= What is asked =
Reproduce each record exactly.

= Dataset excerpts =

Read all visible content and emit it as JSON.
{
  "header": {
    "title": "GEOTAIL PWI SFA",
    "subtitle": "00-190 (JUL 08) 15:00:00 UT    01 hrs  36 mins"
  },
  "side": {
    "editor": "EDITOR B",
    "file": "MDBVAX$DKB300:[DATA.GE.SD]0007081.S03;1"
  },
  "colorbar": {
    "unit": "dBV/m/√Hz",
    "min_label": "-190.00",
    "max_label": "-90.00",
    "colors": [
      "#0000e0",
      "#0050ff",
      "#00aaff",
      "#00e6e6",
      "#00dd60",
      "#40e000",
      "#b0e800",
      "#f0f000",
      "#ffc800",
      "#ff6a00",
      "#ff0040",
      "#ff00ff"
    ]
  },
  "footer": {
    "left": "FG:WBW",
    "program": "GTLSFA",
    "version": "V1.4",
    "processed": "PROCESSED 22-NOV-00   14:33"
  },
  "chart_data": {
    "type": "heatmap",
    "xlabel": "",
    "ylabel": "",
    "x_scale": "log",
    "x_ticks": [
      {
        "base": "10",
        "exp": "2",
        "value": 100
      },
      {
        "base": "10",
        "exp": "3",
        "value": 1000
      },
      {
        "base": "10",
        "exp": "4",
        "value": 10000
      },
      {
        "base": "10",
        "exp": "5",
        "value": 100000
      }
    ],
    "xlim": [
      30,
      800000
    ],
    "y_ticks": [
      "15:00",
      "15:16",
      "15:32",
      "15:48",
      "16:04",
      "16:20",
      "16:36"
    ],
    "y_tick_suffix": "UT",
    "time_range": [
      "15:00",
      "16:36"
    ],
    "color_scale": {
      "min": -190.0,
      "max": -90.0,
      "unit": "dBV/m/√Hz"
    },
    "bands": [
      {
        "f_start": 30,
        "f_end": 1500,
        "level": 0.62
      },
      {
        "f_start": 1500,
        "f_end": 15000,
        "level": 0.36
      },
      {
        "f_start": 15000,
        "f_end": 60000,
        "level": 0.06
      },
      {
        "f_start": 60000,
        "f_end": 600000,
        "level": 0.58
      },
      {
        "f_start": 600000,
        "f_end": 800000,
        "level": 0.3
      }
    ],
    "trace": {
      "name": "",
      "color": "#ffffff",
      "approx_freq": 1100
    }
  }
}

= Worked answer =
Read all visible content and emit it as JSON.
{
  "header": {
    "title": "GEOTAIL PWI SFA",
    "subtitle": "00-190 (JUL 08) 15:00:00 UT    01 hrs  36 mins"
  },
  "side": {
    "editor": "EDITOR B",
    "file": "MDBVAX$DKB300:[DATA.GE.SD]0007081.S03;1"
  },
  "colorbar": {
    "unit": "dBV/m/√Hz",
    "min_label": "-190.00",
    "max_label": "-90.00",
    "colors": [
      "#0000e0",
      "#0050ff",
      "#00aaff",
      "#00e6e6",
      "#00dd60",
      "#40e000",
      "#b0e800",
      "#f0f000",
      "#ffc800",
      "#ff6a00",
      "#ff0040",
      "#ff00ff"
    ]
  },
  "footer": {
    "left": "FG:WBW",
    "program": "GTLSFA",
    "version": "V1.4",
    "processed": "PROCESSED 22-NOV-00   14:33"
  },
  "chart_data": {
    "type": "heatmap",
    "xlabel": "",
    "ylabel": "",
    "x_scale": "log",
    "x_ticks": [
      {
        "base": "10",
        "exp": "2",
        "value": 100
      },
      {
        "base": "10",
        "exp": "3",
        "value": 1000
      },
      {
        "base": "10",
        "exp": "4",
        "value": 10000
      },
      {
        "base": "10",
        "exp": "5",
        "value": 100000
      }
    ],
    "xlim": [
      30,
      800000
    ],
    "y_ticks": [
      "15:00",
      "15:16",
      "15:32",
      "15:48",
      "16:04",
      "16:20",
      "16:36"
    ],
    "y_tick_suffix": "UT",
    "time_range": [
      "15:00",
      "16:36"
    ],
    "color_scale": {
      "min": -190.0,
      "max": -90.0,
      "unit": "dBV/m/√Hz"
    },
    "bands": [
      {
        "f_start": 30,
        "f_end": 1500,
        "level": 0.62
      },
      {
        "f_start": 1500,
        "f_end": 15000,
        "level": 0.36
      },
      {
        "f_start": 15000,
        "f_end": 60000,
        "level": 0.06
      },
      {
        "f_start": 60000,
        "f_end": 600000,
        "level": 0.58
      },
      {
        "f_start": 600000,
        "f_end": 800000,
        "level": 0.3
      }
    ],
    "trace": {
      "name": "",
      "color": "#ffffff",
      "approx_freq": 1100
    }
  }
}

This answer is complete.